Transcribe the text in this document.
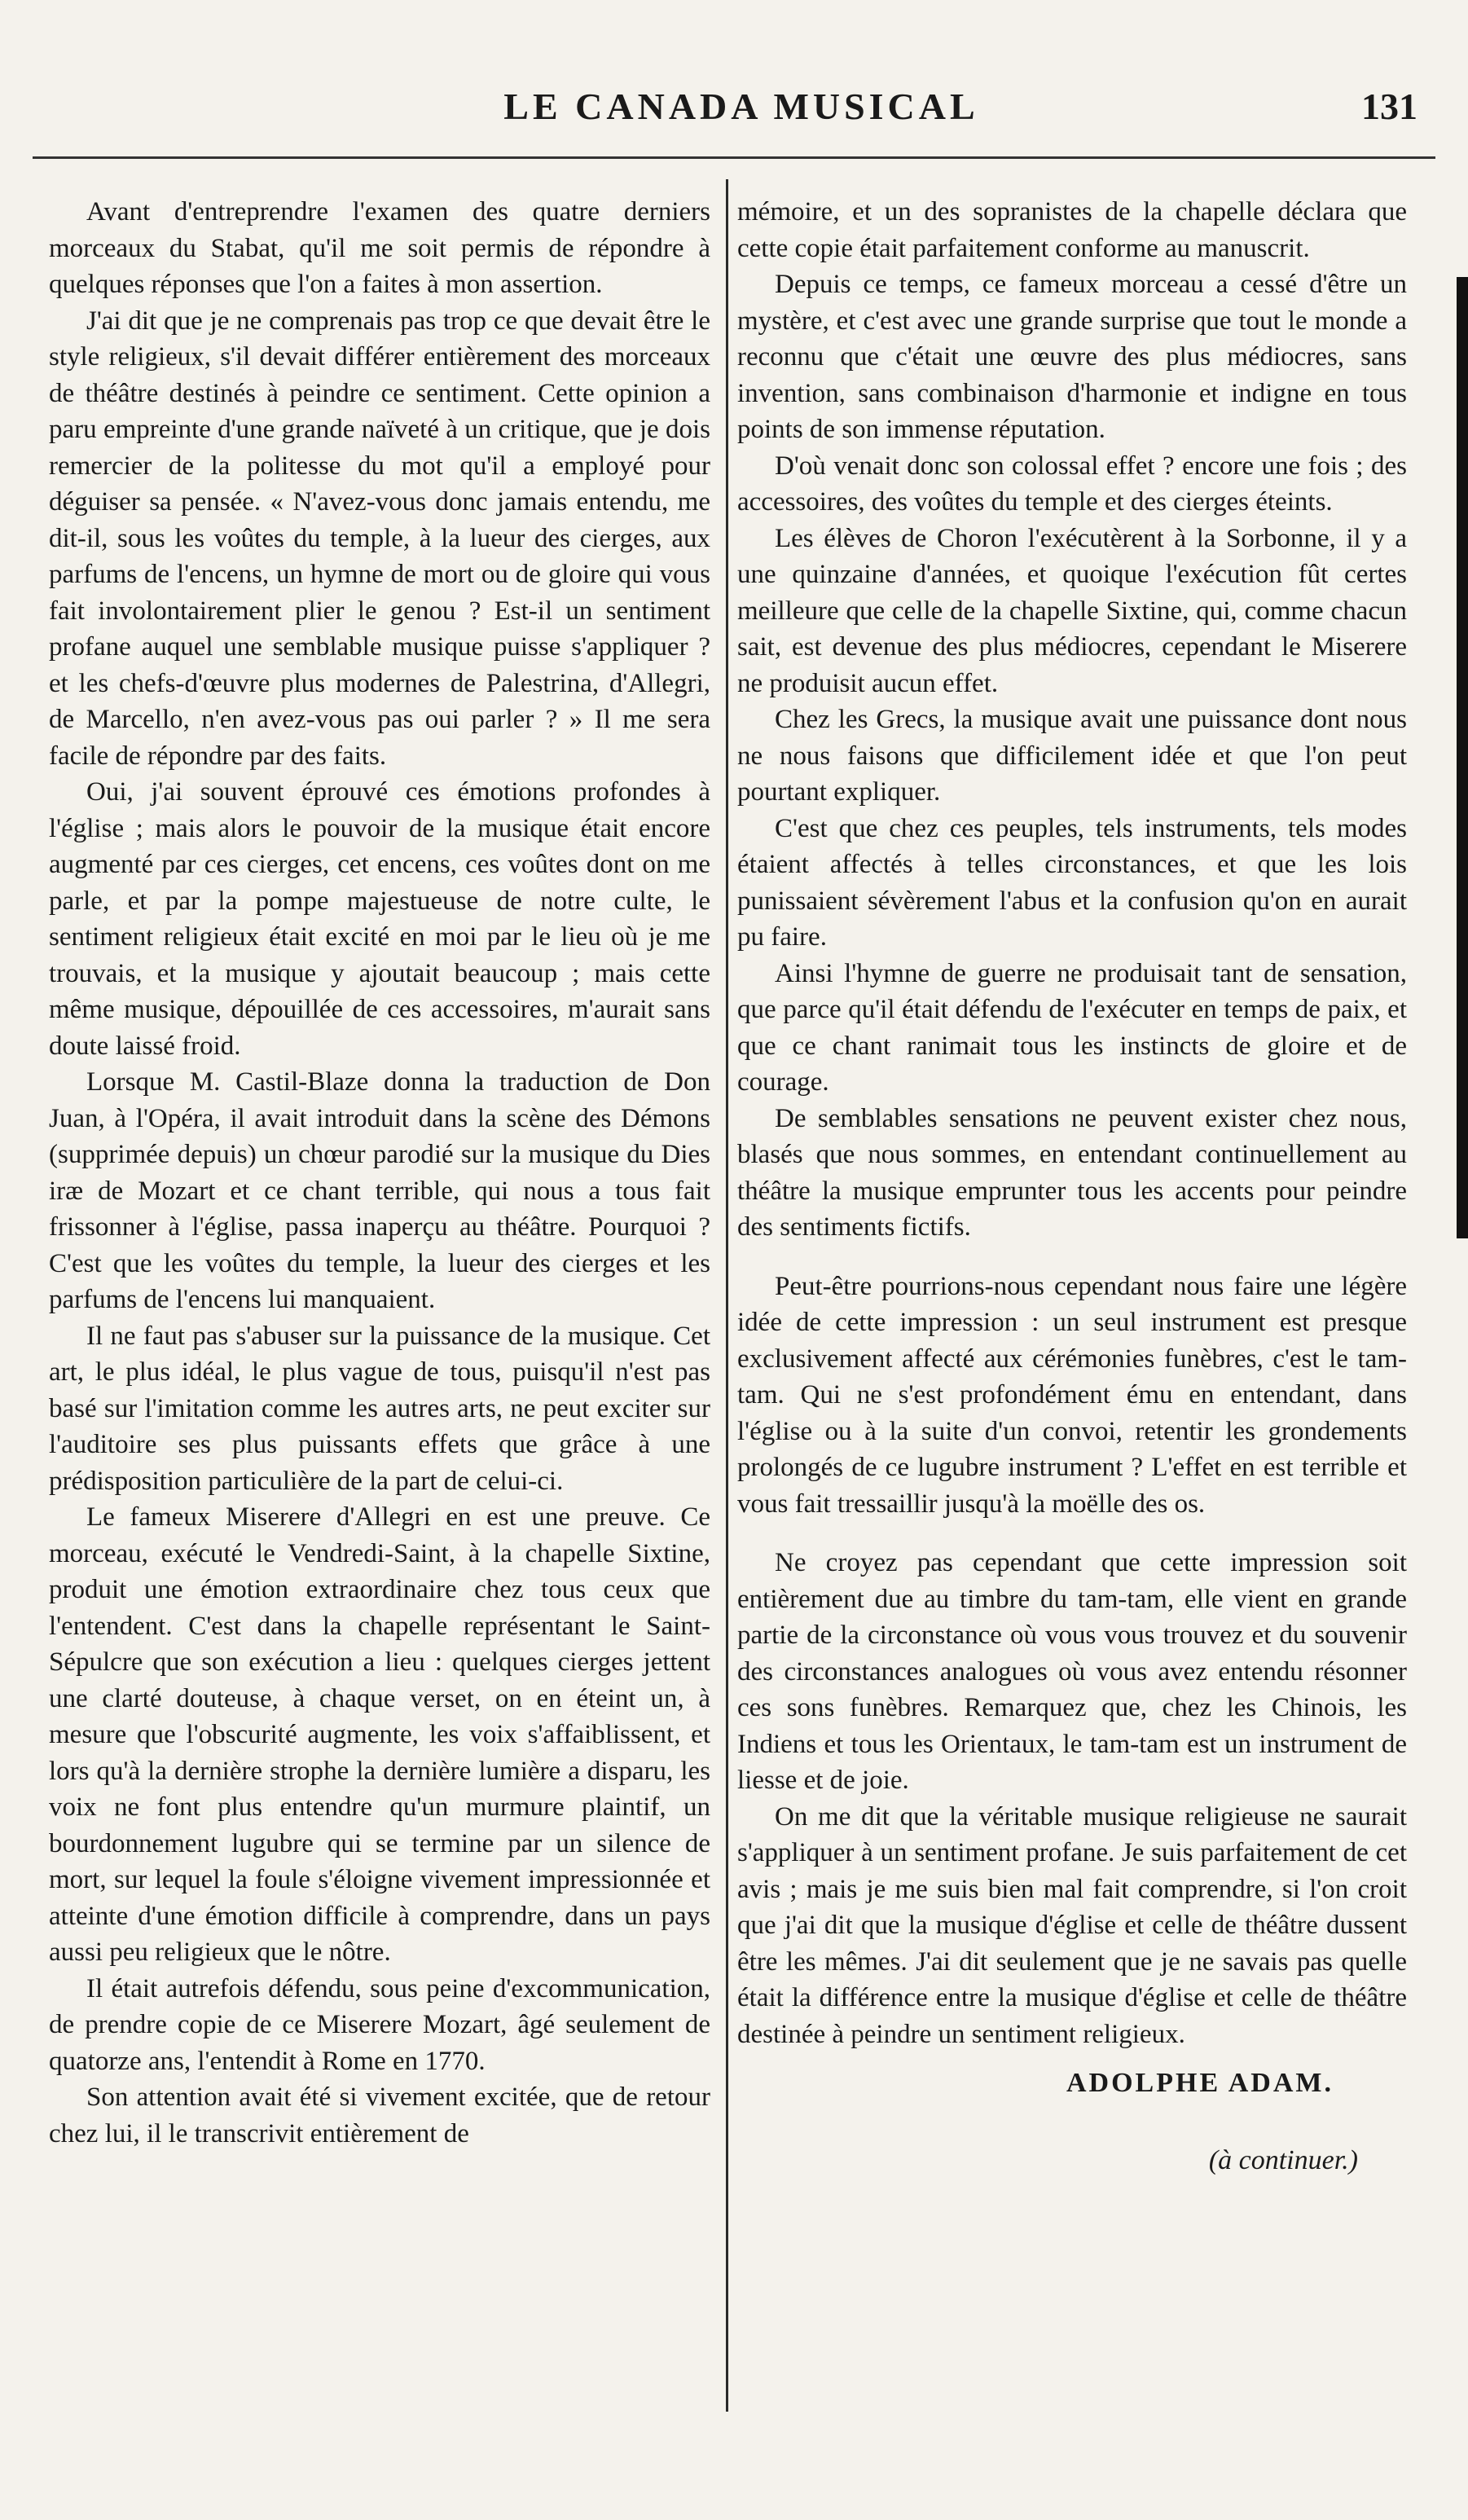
LE CANADA MUSICAL	131

Avant d'entreprendre l'examen des quatre derniers morceaux du Stabat, qu'il me soit permis de répondre à quelques réponses que l'on a faites à mon assertion.

J'ai dit que je ne comprenais pas trop ce que devait être le style religieux, s'il devait différer entièrement des morceaux de théâtre destinés à peindre ce sentiment. Cette opinion a paru empreinte d'une grande naïveté à un critique, que je dois remercier de la politesse du mot qu'il a employé pour déguiser sa pensée. « N'avez-vous donc jamais entendu, me dit-il, sous les voûtes du temple, à la lueur des cierges, aux parfums de l'encens, un hymne de mort ou de gloire qui vous fait involontairement plier le genou ? Est-il un sentiment profane auquel une semblable musique puisse s'appliquer ? et les chefs-d'œuvre plus modernes de Palestrina, d'Allegri, de Marcello, n'en avez-vous pas oui parler ? » Il me sera facile de répondre par des faits.

Oui, j'ai souvent éprouvé ces émotions profondes à l'église ; mais alors le pouvoir de la musique était encore augmenté par ces cierges, cet encens, ces voûtes dont on me parle, et par la pompe majestueuse de notre culte, le sentiment religieux était excité en moi par le lieu où je me trouvais, et la musique y ajoutait beaucoup ; mais cette même musique, dépouillée de ces accessoires, m'aurait sans doute laissé froid.

Lorsque M. Castil-Blaze donna la traduction de Don Juan, à l'Opéra, il avait introduit dans la scène des Démons (supprimée depuis) un chœur parodié sur la musique du Dies iræ de Mozart et ce chant terrible, qui nous a tous fait frissonner à l'église, passa inaperçu au théâtre. Pourquoi ? C'est que les voûtes du temple, la lueur des cierges et les parfums de l'encens lui manquaient.

Il ne faut pas s'abuser sur la puissance de la musique. Cet art, le plus idéal, le plus vague de tous, puisqu'il n'est pas basé sur l'imitation comme les autres arts, ne peut exciter sur l'auditoire ses plus puissants effets que grâce à une prédisposition particulière de la part de celui-ci.

Le fameux Miserere d'Allegri en est une preuve. Ce morceau, exécuté le Vendredi-Saint, à la chapelle Sixtine, produit une émotion extraordinaire chez tous ceux que l'entendent. C'est dans la chapelle représentant le Saint-Sépulcre que son exécution a lieu : quelques cierges jettent une clarté douteuse, à chaque verset, on en éteint un, à mesure que l'obscurité augmente, les voix s'affaiblissent, et lors qu'à la dernière strophe la dernière lumière a disparu, les voix ne font plus entendre qu'un murmure plaintif, un bourdonnement lugubre qui se termine par un silence de mort, sur lequel la foule s'éloigne vivement impressionnée et atteinte d'une émotion difficile à comprendre, dans un pays aussi peu religieux que le nôtre.

Il était autrefois défendu, sous peine d'excommunication, de prendre copie de ce Miserere Mozart, âgé seulement de quatorze ans, l'entendit à Rome en 1770.

Son attention avait été si vivement excitée, que de retour chez lui, il le transcrivit entièrement de

mémoire, et un des sopranistes de la chapelle déclara que cette copie était parfaitement conforme au manuscrit.

Depuis ce temps, ce fameux morceau a cessé d'être un mystère, et c'est avec une grande surprise que tout le monde a reconnu que c'était une œuvre des plus médiocres, sans invention, sans combinaison d'harmonie et indigne en tous points de son immense réputation.

D'où venait donc son colossal effet ? encore une fois ; des accessoires, des voûtes du temple et des cierges éteints.

Les élèves de Choron l'exécutèrent à la Sorbonne, il y a une quinzaine d'années, et quoique l'exécution fût certes meilleure que celle de la chapelle Sixtine, qui, comme chacun sait, est devenue des plus médiocres, cependant le Miserere ne produisit aucun effet.

Chez les Grecs, la musique avait une puissance dont nous ne nous faisons que difficilement idée et que l'on peut pourtant expliquer.

C'est que chez ces peuples, tels instruments, tels modes étaient affectés à telles circonstances, et que les lois punissaient sévèrement l'abus et la confusion qu'on en aurait pu faire.

Ainsi l'hymne de guerre ne produisait tant de sensation, que parce qu'il était défendu de l'exécuter en temps de paix, et que ce chant ranimait tous les instincts de gloire et de courage.

De semblables sensations ne peuvent exister chez nous, blasés que nous sommes, en entendant continuellement au théâtre la musique emprunter tous les accents pour peindre des sentiments fictifs.

Peut-être pourrions-nous cependant nous faire une légère idée de cette impression : un seul instrument est presque exclusivement affecté aux cérémonies funèbres, c'est le tam-tam. Qui ne s'est profondément ému en entendant, dans l'église ou à la suite d'un convoi, retentir les grondements prolongés de ce lugubre instrument ? L'effet en est terrible et vous fait tressaillir jusqu'à la moëlle des os.

Ne croyez pas cependant que cette impression soit entièrement due au timbre du tam-tam, elle vient en grande partie de la circonstance où vous vous trouvez et du souvenir des circonstances analogues où vous avez entendu résonner ces sons funèbres. Remarquez que, chez les Chinois, les Indiens et tous les Orientaux, le tam-tam est un instrument de liesse et de joie.

On me dit que la véritable musique religieuse ne saurait s'appliquer à un sentiment profane. Je suis parfaitement de cet avis ; mais je me suis bien mal fait comprendre, si l'on croit que j'ai dit que la musique d'église et celle de théâtre dussent être les mêmes. J'ai dit seulement que je ne savais pas quelle était la différence entre la musique d'église et celle de théâtre destinée à peindre un sentiment religieux.

ADOLPHE ADAM.
(à continuer.)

◆ EXERCISE REQUIREMENTS: Take each line of the material that contains the word "soit" and list it.

◆ FINISHED TASK:
Avant d'entreprendre l'examen des quatre derniers morceaux du Stabat, qu'il me soit permis de répondre à quelques réponses que l'on a faites à mon assertion.
Ne croyez pas cependant que cette impression soit entièrement due au timbre du tam-tam, elle vient en grande partie de la circonstance où vous vous trouvez et du souvenir des circonstances analogues où vous avez entendu résonner ces sons funèbres. Remarquez que, chez les Chinois, les Indiens et tous les Orientaux, le tam-tam est un instrument de liesse et de joie.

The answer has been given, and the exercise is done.